**OBJECTIVE**
Write out the whole listing word for word.
======== EXTRACTED ENTRIES ========
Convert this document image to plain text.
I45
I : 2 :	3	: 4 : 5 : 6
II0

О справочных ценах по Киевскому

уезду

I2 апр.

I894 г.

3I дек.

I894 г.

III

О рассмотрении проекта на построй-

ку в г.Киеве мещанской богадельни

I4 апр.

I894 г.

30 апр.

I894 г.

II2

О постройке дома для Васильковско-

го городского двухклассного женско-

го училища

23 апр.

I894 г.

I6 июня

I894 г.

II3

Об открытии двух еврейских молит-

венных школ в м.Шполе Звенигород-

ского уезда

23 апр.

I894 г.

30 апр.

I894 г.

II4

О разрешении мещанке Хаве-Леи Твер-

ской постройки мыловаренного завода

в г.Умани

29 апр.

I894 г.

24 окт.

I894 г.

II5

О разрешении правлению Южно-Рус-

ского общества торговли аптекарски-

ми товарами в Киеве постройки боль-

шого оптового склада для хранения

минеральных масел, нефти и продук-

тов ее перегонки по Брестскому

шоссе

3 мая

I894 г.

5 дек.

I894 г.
========
**TASK RESULT**
Convert this document image to plain text.
I45
I : 2 :	3	: 4 : 5 : 6
II0

О справочных ценах по Киевскому

уезду

I2 апр.

I894 г.

3I дек.

I894 г.

III

О рассмотрении проекта на построй-

ку в г.Киеве мещанской богадельни

I4 апр.

I894 г.

30 апр.

I894 г.

II2

О постройке дома для Васильковско-

го городского двухклассного женско-

го училища

23 апр.

I894 г.

I6 июня

I894 г.

II3

Об открытии двух еврейских молит-

венных школ в м.Шполе Звенигород-

ского уезда

23 апр.

I894 г.

30 апр.

I894 г.

II4

О разрешении мещанке Хаве-Леи Твер-

ской постройки мыловаренного завода

в г.Умани

29 апр.

I894 г.

24 окт.

I894 г.

II5

О разрешении правлению Южно-Рус-

ского общества торговли аптекарски-

ми товарами в Киеве постройки боль-

шого оптового склада для хранения

минеральных масел, нефти и продук-

тов ее перегонки по Брестскому

шоссе

3 мая

I894 г.

5 дек.

I894 г.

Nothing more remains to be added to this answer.